Copy out all lines carrying the word "sucht".

● ● ●

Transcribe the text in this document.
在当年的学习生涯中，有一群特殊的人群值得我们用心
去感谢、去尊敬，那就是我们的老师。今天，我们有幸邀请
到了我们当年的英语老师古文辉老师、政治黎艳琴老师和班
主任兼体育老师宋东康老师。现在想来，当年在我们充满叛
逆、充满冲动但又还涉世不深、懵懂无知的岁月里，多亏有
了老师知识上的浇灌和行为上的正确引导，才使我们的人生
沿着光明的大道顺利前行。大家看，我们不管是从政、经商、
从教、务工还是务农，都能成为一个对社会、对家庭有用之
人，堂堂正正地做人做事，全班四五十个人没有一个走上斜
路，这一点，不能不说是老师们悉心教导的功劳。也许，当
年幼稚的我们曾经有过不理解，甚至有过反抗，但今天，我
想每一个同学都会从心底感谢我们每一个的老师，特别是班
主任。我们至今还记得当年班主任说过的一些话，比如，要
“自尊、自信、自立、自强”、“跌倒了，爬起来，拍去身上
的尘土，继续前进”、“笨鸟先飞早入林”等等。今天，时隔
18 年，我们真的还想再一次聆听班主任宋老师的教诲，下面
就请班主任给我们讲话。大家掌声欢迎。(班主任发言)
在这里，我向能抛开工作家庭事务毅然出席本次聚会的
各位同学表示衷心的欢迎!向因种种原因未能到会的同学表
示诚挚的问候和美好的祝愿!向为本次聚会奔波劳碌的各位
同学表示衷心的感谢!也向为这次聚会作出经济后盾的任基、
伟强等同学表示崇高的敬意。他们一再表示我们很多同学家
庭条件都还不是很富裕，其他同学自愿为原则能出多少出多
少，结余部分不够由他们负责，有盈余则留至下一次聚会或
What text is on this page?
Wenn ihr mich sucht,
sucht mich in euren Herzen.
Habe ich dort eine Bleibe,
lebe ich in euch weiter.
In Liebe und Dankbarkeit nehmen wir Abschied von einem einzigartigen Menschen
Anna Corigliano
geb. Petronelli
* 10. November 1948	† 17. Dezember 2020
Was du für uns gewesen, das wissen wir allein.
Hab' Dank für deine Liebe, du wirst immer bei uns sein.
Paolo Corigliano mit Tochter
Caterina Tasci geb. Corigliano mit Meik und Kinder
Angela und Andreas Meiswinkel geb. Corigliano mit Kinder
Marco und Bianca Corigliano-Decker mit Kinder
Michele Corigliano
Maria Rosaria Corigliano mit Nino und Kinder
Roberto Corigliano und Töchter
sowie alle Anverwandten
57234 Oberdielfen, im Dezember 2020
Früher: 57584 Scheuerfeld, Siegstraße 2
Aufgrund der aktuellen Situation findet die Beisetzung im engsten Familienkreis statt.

● ● ●

Solution to the exercise:
Wenn ihr mich sucht,
sucht mich in euren Herzen.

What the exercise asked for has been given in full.